[WORK INSTRUCTIONS]: Pull every line containing "this" out of the material below.
··· ITEMS
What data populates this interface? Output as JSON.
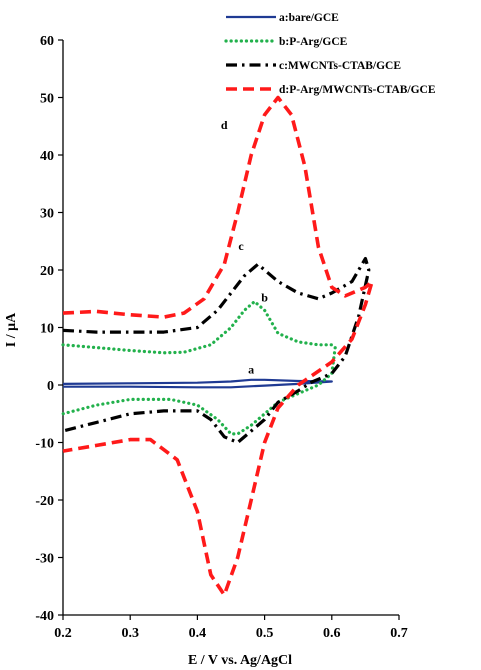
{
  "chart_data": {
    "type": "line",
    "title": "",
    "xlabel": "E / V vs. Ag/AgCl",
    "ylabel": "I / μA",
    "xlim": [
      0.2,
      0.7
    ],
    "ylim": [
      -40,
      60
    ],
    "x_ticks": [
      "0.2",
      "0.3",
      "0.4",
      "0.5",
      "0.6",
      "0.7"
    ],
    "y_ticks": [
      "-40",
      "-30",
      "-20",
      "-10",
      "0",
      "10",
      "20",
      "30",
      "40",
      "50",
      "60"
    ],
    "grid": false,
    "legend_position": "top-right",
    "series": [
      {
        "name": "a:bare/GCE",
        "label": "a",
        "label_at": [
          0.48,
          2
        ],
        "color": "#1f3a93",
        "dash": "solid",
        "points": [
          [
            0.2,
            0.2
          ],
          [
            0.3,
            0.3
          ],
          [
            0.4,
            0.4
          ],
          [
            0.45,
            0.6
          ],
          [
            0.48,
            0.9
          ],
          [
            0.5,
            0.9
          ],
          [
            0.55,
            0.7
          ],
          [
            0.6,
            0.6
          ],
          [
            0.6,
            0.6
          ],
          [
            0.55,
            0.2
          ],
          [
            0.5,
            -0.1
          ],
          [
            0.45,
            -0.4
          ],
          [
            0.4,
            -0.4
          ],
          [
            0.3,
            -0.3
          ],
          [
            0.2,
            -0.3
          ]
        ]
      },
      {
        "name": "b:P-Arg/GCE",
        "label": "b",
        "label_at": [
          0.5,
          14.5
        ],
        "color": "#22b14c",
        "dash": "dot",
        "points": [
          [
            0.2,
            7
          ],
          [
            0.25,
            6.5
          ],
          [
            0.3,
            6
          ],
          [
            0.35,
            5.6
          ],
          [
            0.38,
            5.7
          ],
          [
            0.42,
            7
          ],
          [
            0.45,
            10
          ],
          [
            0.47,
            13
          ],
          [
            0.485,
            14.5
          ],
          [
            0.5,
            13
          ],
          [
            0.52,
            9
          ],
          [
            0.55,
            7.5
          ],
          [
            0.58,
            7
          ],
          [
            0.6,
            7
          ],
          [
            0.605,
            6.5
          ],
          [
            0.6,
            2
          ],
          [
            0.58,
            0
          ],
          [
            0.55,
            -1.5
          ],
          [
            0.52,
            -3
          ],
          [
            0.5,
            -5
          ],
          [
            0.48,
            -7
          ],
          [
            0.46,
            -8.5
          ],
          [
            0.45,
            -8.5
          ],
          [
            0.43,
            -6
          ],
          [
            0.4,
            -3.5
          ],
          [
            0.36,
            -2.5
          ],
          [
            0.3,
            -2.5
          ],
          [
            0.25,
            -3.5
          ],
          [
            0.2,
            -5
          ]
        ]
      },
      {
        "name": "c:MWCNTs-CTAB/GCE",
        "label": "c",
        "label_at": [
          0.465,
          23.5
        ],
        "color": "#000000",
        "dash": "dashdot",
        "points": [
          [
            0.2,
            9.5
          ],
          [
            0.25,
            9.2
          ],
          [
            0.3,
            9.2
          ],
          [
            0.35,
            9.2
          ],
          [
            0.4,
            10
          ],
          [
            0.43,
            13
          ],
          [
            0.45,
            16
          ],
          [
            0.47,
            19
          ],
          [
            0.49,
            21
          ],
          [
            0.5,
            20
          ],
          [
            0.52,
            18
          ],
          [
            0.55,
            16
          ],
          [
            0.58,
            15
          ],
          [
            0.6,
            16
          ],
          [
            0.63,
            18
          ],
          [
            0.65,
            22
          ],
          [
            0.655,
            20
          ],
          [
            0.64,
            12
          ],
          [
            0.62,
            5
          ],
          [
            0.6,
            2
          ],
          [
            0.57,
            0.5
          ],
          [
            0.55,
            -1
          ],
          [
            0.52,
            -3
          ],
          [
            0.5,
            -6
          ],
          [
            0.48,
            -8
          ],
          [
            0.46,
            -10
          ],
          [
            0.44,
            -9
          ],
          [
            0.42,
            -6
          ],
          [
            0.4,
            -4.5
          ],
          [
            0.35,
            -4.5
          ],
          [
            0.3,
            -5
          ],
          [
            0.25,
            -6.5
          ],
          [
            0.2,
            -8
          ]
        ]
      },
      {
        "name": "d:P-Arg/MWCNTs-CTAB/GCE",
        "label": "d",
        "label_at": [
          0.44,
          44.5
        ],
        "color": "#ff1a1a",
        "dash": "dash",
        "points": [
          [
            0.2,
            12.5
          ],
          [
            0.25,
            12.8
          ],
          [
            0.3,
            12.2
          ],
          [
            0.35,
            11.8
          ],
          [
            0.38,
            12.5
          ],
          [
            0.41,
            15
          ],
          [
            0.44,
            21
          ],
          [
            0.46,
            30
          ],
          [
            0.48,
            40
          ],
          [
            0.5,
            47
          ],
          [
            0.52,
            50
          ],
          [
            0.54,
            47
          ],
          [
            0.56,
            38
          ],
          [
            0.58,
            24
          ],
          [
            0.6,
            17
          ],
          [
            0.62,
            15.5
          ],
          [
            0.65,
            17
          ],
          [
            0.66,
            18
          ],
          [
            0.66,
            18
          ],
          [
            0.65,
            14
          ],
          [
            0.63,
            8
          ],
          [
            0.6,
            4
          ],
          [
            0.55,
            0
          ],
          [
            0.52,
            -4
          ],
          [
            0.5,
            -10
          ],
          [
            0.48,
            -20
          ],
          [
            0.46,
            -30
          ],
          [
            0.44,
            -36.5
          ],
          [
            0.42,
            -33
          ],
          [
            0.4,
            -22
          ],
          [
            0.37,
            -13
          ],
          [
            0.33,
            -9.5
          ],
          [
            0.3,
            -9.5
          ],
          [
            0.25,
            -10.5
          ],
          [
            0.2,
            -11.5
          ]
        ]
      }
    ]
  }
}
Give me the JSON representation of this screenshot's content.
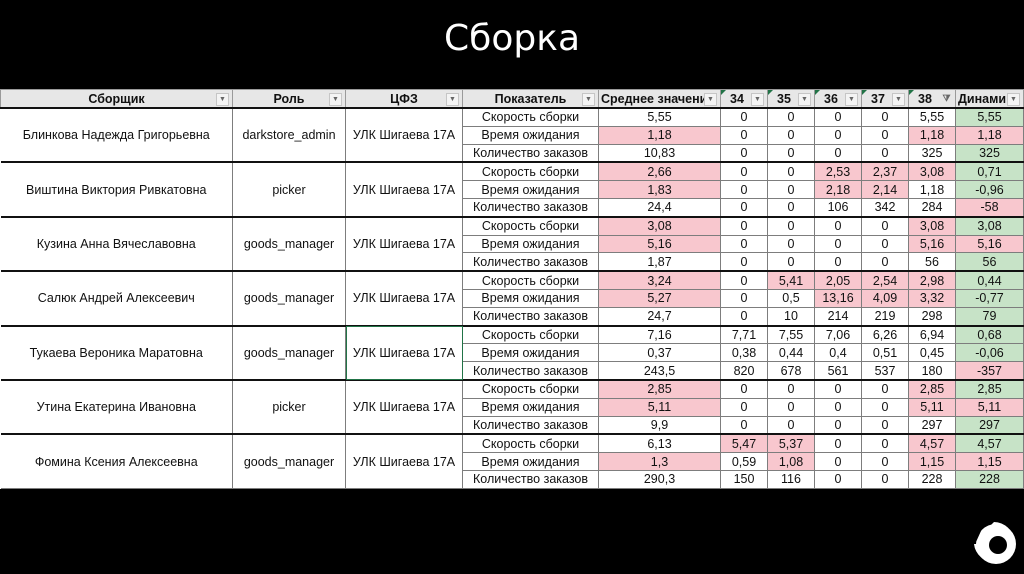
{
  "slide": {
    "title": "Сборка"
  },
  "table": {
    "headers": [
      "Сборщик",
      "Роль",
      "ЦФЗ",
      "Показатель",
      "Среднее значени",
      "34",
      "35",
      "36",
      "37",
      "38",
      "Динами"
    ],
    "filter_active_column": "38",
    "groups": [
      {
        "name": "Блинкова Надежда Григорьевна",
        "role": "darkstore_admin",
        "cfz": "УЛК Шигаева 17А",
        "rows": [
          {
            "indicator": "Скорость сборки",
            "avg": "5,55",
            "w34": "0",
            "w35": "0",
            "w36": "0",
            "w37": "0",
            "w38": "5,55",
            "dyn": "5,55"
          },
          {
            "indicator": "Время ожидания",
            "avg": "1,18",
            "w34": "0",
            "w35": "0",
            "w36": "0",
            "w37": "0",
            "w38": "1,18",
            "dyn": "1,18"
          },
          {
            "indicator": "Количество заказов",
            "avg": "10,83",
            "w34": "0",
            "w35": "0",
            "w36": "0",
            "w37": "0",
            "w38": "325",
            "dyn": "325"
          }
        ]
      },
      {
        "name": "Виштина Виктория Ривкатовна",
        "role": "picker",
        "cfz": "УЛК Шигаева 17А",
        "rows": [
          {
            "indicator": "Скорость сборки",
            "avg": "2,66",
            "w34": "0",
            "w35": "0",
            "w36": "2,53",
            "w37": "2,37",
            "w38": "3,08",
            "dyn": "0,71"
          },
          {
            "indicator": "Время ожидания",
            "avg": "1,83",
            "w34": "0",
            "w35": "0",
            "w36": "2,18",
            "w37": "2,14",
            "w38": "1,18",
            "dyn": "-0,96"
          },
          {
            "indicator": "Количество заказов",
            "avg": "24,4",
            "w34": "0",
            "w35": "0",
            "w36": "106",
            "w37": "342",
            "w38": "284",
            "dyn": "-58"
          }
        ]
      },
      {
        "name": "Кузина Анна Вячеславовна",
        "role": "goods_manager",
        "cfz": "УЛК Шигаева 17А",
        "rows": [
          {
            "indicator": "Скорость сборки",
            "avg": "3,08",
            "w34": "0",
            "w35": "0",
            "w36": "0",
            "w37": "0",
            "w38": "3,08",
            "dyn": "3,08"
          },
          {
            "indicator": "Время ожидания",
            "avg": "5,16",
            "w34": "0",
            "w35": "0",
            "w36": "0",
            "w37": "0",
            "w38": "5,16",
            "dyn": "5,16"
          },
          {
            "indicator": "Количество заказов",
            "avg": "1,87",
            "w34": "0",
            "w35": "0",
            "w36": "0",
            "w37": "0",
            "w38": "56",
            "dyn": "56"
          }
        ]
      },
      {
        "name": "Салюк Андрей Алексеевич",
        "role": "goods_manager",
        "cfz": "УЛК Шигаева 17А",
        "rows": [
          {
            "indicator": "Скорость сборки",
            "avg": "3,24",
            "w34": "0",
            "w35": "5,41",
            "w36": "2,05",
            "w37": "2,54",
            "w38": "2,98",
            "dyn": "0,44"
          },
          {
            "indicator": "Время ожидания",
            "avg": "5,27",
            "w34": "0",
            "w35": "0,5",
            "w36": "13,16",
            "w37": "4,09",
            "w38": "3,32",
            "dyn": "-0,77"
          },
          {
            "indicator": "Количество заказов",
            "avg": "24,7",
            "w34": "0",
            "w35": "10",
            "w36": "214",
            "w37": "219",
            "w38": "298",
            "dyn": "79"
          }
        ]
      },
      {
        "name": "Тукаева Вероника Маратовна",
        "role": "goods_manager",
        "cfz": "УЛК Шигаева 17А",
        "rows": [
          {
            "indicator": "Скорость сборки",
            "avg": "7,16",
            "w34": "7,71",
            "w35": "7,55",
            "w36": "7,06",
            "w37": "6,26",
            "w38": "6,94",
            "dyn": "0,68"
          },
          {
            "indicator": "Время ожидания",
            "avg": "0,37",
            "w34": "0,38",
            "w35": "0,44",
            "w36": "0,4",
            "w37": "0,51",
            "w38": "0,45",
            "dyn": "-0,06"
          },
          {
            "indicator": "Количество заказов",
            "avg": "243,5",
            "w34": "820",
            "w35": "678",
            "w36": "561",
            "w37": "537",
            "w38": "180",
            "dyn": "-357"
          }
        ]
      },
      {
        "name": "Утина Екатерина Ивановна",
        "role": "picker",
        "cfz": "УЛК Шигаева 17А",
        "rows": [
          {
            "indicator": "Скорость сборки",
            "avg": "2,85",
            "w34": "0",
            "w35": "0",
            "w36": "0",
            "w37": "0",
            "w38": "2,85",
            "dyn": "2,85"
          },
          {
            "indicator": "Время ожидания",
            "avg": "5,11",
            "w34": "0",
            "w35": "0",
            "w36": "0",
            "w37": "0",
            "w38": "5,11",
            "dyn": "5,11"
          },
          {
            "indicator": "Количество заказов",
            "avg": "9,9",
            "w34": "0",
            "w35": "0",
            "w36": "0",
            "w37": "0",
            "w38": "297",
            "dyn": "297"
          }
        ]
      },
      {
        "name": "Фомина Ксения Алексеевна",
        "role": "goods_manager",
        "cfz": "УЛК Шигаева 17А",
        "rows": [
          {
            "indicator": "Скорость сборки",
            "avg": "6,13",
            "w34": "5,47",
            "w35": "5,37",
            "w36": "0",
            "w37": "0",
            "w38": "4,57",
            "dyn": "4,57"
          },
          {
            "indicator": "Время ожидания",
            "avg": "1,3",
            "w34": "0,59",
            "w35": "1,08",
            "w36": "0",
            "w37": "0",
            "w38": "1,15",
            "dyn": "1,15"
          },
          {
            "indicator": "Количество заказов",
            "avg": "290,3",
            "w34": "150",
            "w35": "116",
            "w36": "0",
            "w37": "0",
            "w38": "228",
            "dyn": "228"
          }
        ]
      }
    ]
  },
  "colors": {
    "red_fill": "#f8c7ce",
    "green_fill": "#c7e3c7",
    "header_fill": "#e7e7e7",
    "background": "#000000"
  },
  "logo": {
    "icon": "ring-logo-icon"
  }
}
······
[TASK SOLUTION]:
What data populates this interface? Output as JSON.
Give me the JSON representation of this screenshot's content.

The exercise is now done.